>> Start Data in this exercise

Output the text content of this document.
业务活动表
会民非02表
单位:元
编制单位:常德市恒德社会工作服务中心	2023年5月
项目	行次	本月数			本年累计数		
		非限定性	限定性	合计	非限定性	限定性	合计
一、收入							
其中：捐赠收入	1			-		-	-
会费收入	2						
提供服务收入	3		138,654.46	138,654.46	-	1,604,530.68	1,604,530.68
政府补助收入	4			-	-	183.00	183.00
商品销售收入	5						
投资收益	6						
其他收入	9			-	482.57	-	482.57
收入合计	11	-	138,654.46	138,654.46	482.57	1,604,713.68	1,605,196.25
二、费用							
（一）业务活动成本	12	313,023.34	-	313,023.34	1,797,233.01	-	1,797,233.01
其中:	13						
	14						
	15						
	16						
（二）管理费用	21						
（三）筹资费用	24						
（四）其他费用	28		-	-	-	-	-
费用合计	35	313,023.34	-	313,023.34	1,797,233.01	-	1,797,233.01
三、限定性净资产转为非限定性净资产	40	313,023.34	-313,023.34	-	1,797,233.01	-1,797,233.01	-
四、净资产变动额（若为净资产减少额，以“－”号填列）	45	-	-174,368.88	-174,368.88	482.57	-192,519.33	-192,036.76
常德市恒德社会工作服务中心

>> End Data in this exercise

Return each line among the entries that holds the word "常德市恒德社会工作服务中心".

- **Completed exercise**
编制单位:常德市恒德社会工作服务中心	2023年5月
常德市恒德社会工作服务中心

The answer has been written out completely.